→ **Aim of the exercise**
Count every line where "Salariés" occurs. Give the total alone.
start Records for this exercise
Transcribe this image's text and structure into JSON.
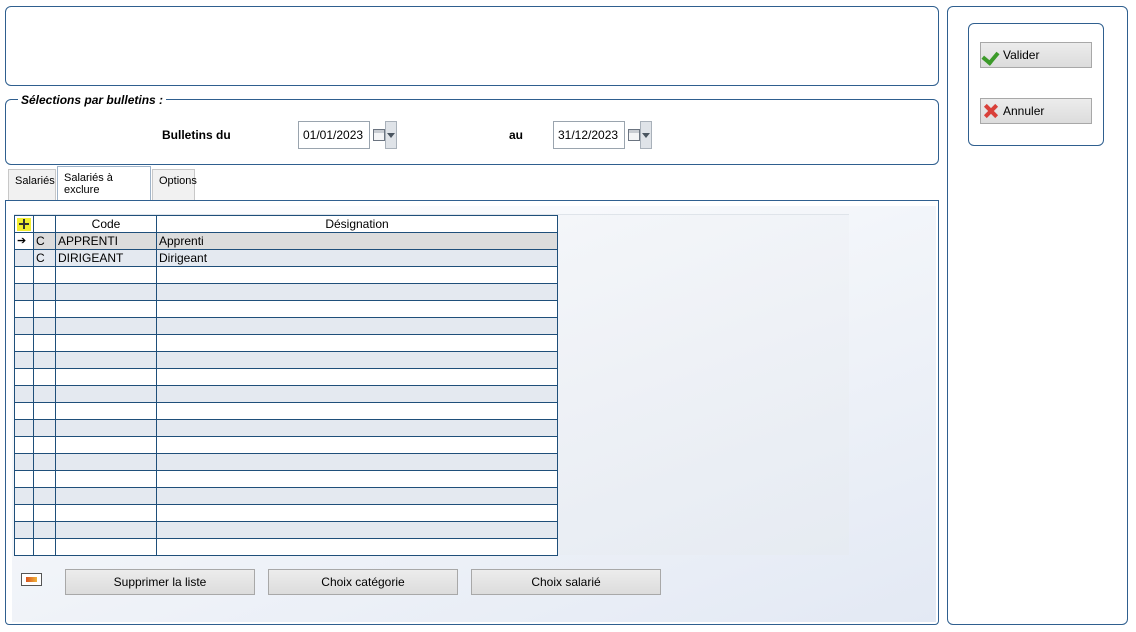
{
  "selection": {
    "legend": "Sélections par bulletins :",
    "from_label": "Bulletins du",
    "from_value": "01/01/2023",
    "to_label": "au",
    "to_value": "31/12/2023"
  },
  "tabs": [
    {
      "label": "Salariés"
    },
    {
      "label": "Salariés à exclure"
    },
    {
      "label": "Options"
    }
  ],
  "grid": {
    "headers": {
      "code": "Code",
      "designation": "Désignation"
    },
    "rows": [
      {
        "type": "C",
        "code": "APPRENTI",
        "designation": "Apprenti"
      },
      {
        "type": "C",
        "code": "DIRIGEANT",
        "designation": "Dirigeant"
      }
    ]
  },
  "buttons": {
    "clear_list": "Supprimer la liste",
    "choose_category": "Choix catégorie",
    "choose_employee": "Choix salarié"
  },
  "actions": {
    "validate": "Valider",
    "cancel": "Annuler"
  },
  "colors": {
    "border": "#2f5f8f",
    "grid_line": "#1f4f7a",
    "alt_row": "#e4e9f0",
    "add_icon": "#f2ee2e"
  },
  "icons": [
    "calendar-icon",
    "dropdown-arrow-icon",
    "add-row-icon",
    "row-pointer-icon",
    "legend-icon",
    "check-icon",
    "cross-icon"
  ]
}
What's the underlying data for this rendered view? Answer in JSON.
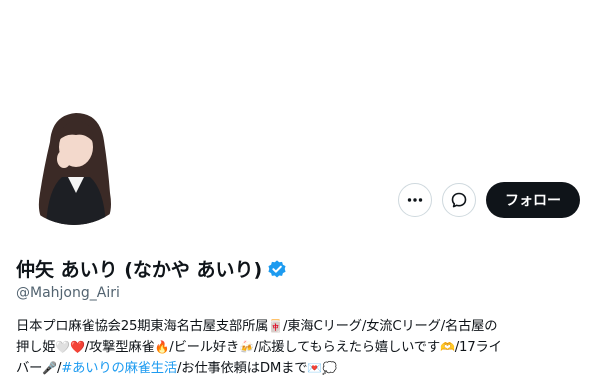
{
  "profile": {
    "display_name": "仲矢 あいり (なかや あいり)",
    "handle": "@Mahjong_Airi",
    "verified": true,
    "verified_color": "#1d9bf0"
  },
  "actions": {
    "more_icon": "more-horizontal-icon",
    "message_icon": "message-bubble-icon",
    "follow_label": "フォロー"
  },
  "bio": {
    "line1": {
      "text_a": "日本プロ麻雀協会25期東海名古屋支部所属",
      "emoji_a": "🀄",
      "text_b": "/東海Cリーグ/女流Cリーグ/名古屋の"
    },
    "line2": {
      "text_a": "押し姫",
      "emoji_a": "🤍❤️",
      "text_b": "/攻撃型麻雀",
      "emoji_b": "🔥",
      "text_c": "/ビール好き",
      "emoji_c": "🍻",
      "text_d": "/応援してもらえたら嬉しいです",
      "emoji_d": "🫶",
      "text_e": "/17ライ"
    },
    "line3": {
      "text_a": "バー",
      "emoji_a": "🎤",
      "text_b": "/",
      "hashtag": "#あいりの麻雀生活",
      "text_c": "/お仕事依頼はDMまで",
      "emoji_c": "💌💭"
    }
  },
  "colors": {
    "text": "#0f1419",
    "secondary": "#536471",
    "link": "#1d9bf0",
    "follow_bg": "#0f1419"
  }
}
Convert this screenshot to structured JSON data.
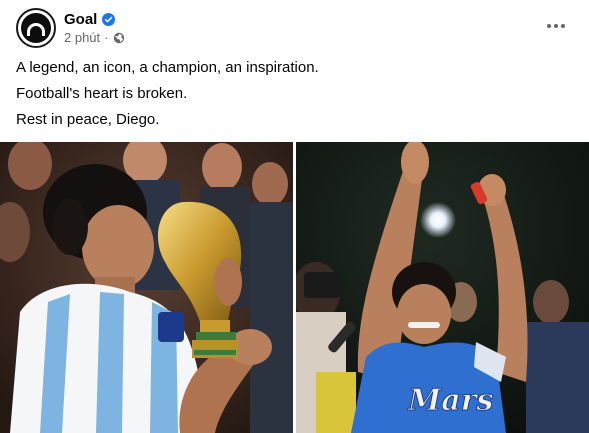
{
  "post": {
    "page_name": "Goal",
    "timestamp": "2 phút",
    "separator": "·",
    "lines": [
      "A legend, an icon, a champion, an inspiration.",
      "Football's heart is broken.",
      "Rest in peace, Diego."
    ]
  },
  "icons": {
    "verified": "verified-badge-icon",
    "privacy": "globe-icon",
    "more": "more-options-icon"
  },
  "photos": [
    {
      "subject": "player kissing World Cup trophy",
      "jersey_colors": [
        "#74acdf",
        "#ffffff"
      ]
    },
    {
      "subject": "player celebrating with raised arms",
      "jersey_text": "Mars",
      "jersey_color": "#2f6fd0"
    }
  ],
  "colors": {
    "verified": "#1877f2",
    "secondary_text": "#65676b",
    "text": "#050505"
  }
}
end Records for this exercise
→ **Task result**
2